[Collected data entries]
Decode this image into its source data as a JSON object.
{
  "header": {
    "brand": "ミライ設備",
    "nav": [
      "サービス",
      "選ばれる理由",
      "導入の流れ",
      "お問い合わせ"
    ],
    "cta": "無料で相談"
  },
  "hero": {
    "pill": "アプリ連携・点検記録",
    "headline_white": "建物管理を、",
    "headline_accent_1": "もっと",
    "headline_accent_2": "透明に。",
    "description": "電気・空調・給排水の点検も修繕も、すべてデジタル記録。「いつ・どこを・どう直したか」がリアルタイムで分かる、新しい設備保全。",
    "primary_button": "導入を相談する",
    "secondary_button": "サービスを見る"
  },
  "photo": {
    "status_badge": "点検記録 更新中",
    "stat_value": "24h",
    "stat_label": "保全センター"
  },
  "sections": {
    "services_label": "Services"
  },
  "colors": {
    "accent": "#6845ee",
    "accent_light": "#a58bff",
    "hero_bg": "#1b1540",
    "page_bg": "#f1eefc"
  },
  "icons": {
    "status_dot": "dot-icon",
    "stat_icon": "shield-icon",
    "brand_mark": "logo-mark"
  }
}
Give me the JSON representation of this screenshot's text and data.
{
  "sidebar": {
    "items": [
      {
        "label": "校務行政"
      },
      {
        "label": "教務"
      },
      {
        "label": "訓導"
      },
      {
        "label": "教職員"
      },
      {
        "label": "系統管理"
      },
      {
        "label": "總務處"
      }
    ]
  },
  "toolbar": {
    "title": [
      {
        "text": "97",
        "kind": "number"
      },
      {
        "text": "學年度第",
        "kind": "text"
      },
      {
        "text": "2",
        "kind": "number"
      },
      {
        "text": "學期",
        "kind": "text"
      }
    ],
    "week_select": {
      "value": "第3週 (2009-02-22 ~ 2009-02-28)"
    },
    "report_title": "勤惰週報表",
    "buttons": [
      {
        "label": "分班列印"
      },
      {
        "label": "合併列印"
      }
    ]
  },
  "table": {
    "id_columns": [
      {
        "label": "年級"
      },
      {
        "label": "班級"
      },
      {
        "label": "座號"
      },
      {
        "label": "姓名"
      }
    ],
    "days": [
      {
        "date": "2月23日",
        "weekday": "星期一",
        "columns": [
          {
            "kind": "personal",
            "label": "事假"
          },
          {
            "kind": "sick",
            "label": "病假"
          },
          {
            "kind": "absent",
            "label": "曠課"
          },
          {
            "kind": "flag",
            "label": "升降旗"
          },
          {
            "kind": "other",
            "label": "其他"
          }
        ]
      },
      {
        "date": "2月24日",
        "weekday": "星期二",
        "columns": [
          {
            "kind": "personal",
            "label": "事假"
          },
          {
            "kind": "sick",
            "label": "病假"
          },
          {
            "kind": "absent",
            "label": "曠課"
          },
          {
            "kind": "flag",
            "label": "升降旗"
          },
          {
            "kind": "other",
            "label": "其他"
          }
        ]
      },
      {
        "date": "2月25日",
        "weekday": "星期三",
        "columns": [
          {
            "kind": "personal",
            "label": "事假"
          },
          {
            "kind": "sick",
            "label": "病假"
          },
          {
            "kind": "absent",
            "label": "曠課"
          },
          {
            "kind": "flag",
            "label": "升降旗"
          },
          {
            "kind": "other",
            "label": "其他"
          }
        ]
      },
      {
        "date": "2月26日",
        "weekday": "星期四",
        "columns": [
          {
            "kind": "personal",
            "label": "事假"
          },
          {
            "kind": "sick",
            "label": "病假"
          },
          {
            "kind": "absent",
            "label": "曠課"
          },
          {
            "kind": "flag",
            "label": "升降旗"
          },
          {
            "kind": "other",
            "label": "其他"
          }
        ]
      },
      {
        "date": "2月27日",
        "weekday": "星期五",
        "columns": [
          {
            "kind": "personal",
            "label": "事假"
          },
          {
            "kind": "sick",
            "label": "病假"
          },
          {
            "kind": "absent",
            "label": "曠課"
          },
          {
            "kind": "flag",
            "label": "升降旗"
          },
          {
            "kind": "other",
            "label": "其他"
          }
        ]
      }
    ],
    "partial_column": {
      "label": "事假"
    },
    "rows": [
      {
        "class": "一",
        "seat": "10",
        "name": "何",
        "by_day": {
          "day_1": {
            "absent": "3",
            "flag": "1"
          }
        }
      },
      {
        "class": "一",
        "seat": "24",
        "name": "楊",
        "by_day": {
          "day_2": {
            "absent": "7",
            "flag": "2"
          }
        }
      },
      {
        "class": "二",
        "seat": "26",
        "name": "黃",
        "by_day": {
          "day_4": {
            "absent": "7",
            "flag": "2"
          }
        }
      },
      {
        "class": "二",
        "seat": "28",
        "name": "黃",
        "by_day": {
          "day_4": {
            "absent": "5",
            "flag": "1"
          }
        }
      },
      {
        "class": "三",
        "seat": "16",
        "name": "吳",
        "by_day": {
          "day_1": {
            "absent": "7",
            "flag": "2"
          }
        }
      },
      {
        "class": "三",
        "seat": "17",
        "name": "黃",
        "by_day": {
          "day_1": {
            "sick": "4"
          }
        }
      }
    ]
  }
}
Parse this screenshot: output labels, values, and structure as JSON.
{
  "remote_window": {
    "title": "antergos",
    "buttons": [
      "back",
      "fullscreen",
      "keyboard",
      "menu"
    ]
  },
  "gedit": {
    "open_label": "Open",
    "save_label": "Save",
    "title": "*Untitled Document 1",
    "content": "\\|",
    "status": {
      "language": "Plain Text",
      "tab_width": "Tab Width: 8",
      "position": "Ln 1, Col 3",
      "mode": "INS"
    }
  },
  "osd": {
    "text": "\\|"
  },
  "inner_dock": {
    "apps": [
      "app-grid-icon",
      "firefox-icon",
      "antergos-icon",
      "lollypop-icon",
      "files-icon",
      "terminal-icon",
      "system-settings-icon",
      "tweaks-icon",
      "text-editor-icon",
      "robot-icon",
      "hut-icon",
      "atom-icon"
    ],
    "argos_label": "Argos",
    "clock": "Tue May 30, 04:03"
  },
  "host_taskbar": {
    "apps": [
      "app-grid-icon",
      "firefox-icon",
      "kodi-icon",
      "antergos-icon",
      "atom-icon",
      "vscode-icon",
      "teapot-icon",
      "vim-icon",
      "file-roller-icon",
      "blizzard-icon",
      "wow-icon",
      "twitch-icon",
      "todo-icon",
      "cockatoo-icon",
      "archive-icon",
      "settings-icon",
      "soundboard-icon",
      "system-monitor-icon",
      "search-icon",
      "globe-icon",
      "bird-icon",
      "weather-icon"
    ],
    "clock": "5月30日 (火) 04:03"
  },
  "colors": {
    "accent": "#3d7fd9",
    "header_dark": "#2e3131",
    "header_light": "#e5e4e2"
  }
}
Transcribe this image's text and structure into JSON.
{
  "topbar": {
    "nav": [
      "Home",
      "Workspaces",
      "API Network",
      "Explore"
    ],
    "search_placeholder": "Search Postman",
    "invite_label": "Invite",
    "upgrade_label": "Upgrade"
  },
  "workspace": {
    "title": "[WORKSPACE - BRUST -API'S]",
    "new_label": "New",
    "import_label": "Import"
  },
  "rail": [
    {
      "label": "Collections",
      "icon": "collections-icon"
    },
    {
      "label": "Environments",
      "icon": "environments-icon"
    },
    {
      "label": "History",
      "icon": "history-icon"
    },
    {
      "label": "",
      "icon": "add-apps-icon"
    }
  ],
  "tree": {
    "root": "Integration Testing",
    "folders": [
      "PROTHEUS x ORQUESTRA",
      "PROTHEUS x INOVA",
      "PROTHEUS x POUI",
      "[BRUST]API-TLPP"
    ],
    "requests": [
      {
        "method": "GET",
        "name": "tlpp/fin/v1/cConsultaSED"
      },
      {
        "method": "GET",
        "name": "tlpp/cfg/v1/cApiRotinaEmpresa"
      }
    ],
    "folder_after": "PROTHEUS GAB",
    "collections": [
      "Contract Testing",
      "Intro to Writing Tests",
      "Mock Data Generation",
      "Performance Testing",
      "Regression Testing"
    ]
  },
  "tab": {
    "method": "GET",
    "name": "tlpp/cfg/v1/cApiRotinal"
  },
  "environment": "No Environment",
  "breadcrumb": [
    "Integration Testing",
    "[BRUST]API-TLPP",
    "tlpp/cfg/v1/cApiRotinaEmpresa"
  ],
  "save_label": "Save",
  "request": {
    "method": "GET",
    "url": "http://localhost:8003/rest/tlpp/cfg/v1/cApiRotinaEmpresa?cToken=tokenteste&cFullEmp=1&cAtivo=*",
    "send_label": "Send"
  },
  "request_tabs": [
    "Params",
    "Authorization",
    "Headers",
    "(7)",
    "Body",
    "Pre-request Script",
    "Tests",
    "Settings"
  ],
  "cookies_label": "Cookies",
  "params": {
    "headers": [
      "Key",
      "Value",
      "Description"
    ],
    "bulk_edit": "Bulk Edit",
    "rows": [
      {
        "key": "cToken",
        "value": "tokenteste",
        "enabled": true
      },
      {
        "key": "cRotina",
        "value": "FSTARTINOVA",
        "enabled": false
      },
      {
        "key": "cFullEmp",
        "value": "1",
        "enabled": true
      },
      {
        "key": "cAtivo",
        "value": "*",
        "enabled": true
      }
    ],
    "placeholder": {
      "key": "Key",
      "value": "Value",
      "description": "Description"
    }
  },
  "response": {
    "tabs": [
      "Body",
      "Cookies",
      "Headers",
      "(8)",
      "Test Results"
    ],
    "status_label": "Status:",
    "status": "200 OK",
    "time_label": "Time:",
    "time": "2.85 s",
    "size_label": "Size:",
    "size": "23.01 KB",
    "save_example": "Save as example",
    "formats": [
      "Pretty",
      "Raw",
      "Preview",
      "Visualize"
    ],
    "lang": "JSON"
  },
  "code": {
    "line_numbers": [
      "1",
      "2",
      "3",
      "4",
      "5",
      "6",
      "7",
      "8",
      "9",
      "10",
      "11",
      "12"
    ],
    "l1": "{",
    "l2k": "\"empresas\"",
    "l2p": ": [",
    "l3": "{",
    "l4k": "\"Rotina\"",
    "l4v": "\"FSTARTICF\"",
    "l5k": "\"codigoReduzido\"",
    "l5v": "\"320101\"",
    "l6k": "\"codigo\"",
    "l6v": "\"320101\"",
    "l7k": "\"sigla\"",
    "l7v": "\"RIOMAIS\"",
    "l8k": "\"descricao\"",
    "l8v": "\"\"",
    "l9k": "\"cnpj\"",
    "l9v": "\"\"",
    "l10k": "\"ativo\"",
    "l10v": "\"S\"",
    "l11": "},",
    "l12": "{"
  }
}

## TASK STATEMENT
From the entries above, select each line containing the string "点検記録".

## SOLUTION TO THIS TASK
    "pill": "アプリ連携・点検記録",
    "status_badge": "点検記録 更新中",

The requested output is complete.